WHAT YOU WILL DO -
Return every entry exactly as written.

++++

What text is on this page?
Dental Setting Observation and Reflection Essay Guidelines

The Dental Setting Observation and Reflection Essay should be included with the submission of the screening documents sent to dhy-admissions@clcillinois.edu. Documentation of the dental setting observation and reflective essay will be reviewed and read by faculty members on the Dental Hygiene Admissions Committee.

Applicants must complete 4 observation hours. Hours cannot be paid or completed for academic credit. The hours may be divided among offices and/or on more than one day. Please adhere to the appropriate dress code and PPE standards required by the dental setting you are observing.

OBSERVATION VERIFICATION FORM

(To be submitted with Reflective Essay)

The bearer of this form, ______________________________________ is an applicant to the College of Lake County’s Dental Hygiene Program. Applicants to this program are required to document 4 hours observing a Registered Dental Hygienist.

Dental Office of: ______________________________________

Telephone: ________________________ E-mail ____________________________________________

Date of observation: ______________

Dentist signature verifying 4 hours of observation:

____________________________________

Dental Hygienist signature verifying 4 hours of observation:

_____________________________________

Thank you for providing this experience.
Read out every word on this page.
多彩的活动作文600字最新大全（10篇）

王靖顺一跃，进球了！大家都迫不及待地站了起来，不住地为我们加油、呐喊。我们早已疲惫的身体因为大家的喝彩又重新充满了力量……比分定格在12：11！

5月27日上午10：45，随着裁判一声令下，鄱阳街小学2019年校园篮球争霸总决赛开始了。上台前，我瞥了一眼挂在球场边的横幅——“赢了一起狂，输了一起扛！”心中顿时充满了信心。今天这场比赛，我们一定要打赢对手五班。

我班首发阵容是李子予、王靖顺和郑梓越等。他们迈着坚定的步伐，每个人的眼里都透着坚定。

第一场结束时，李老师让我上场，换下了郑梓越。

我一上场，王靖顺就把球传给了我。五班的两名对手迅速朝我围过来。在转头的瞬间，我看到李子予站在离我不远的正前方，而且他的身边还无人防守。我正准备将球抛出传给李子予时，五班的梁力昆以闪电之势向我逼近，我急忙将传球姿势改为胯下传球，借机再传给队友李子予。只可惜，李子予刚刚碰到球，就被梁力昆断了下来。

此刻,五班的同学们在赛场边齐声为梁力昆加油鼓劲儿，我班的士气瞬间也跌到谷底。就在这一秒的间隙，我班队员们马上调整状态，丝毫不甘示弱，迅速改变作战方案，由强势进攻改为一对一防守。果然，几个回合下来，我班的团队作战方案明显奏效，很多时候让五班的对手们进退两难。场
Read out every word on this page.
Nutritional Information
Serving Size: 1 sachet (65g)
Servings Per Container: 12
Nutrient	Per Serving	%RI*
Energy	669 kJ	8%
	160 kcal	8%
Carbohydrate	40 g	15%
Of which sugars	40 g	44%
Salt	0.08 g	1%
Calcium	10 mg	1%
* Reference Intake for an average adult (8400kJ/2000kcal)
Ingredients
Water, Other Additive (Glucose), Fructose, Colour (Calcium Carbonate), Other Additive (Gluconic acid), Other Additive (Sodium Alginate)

++++

ANSWER TO THE PROBLEM -
What text is on this page?
Dental Setting Observation and Reflection Essay Guidelines

The Dental Setting Observation and Reflection Essay should be included with the submission of the screening documents sent to dhy-admissions@clcillinois.edu. Documentation of the dental setting observation and reflective essay will be reviewed and read by faculty members on the Dental Hygiene Admissions Committee.

Applicants must complete 4 observation hours. Hours cannot be paid or completed for academic credit. The hours may be divided among offices and/or on more than one day. Please adhere to the appropriate dress code and PPE standards required by the dental setting you are observing.

OBSERVATION VERIFICATION FORM

(To be submitted with Reflective Essay)

The bearer of this form, ______________________________________ is an applicant to the College of Lake County’s Dental Hygiene Program. Applicants to this program are required to document 4 hours observing a Registered Dental Hygienist.

Dental Office of: ______________________________________

Telephone: ________________________ E-mail ____________________________________________

Date of observation: ______________

Dentist signature verifying 4 hours of observation:

____________________________________

Dental Hygienist signature verifying 4 hours of observation:

_____________________________________

Thank you for providing this experience.
Read out every word on this page.
多彩的活动作文600字最新大全（10篇）

王靖顺一跃，进球了！大家都迫不及待地站了起来，不住地为我们加油、呐喊。我们早已疲惫的身体因为大家的喝彩又重新充满了力量……比分定格在12：11！

5月27日上午10：45，随着裁判一声令下，鄱阳街小学2019年校园篮球争霸总决赛开始了。上台前，我瞥了一眼挂在球场边的横幅——“赢了一起狂，输了一起扛！”心中顿时充满了信心。今天这场比赛，我们一定要打赢对手五班。

我班首发阵容是李子予、王靖顺和郑梓越等。他们迈着坚定的步伐，每个人的眼里都透着坚定。

第一场结束时，李老师让我上场，换下了郑梓越。

我一上场，王靖顺就把球传给了我。五班的两名对手迅速朝我围过来。在转头的瞬间，我看到李子予站在离我不远的正前方，而且他的身边还无人防守。我正准备将球抛出传给李子予时，五班的梁力昆以闪电之势向我逼近，我急忙将传球姿势改为胯下传球，借机再传给队友李子予。只可惜，李子予刚刚碰到球，就被梁力昆断了下来。

此刻,五班的同学们在赛场边齐声为梁力昆加油鼓劲儿，我班的士气瞬间也跌到谷底。就在这一秒的间隙，我班队员们马上调整状态，丝毫不甘示弱，迅速改变作战方案，由强势进攻改为一对一防守。果然，几个回合下来，我班的团队作战方案明显奏效，很多时候让五班的对手们进退两难。场
Read out every word on this page.
Nutritional Information
Serving Size: 1 sachet (65g)
Servings Per Container: 12
Nutrient	Per Serving	%RI*
Energy	669 kJ	8%
	160 kcal	8%
Carbohydrate	40 g	15%
Of which sugars	40 g	44%
Salt	0.08 g	1%
Calcium	10 mg	1%
* Reference Intake for an average adult (8400kJ/2000kcal)
Ingredients
Water, Other Additive (Glucose), Fructose, Colour (Calcium Carbonate), Other Additive (Gluconic acid), Other Additive (Sodium Alginate)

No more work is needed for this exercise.